## WHAT YOU NEED TO DO
Below are records; work out how many of their lines hold the string "Mécaniciens" and give that number alone.

## ENTRIES PROVIDED
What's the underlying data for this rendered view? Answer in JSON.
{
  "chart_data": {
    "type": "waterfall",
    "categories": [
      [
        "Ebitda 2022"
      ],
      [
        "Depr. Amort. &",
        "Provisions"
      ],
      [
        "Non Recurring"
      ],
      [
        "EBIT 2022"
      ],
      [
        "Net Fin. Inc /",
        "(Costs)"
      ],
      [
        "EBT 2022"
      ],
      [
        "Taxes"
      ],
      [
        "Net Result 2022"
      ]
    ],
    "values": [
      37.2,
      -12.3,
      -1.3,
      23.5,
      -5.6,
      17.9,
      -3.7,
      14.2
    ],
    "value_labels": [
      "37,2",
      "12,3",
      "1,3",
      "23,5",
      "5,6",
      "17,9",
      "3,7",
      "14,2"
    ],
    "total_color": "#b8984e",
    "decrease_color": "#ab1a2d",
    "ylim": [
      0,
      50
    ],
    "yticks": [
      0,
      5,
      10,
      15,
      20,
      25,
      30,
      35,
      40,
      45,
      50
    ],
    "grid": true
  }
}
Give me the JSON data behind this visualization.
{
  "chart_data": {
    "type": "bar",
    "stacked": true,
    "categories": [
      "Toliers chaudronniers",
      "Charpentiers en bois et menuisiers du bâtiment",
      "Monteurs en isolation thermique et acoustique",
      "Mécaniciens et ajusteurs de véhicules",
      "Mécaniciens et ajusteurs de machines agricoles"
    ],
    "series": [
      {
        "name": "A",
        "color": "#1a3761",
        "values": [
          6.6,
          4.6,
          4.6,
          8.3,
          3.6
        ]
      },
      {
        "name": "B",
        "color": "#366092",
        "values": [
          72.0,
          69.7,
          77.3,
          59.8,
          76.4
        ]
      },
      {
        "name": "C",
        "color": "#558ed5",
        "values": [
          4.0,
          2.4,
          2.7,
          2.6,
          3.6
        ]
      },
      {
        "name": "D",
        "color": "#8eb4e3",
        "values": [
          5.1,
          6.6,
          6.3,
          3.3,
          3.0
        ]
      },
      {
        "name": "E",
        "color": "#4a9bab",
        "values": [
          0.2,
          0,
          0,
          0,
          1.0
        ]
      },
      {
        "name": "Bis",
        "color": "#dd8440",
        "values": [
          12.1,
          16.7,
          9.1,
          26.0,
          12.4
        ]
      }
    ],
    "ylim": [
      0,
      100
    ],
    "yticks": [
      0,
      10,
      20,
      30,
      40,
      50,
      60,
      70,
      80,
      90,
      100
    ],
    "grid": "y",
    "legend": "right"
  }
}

## TASK ANSWER
2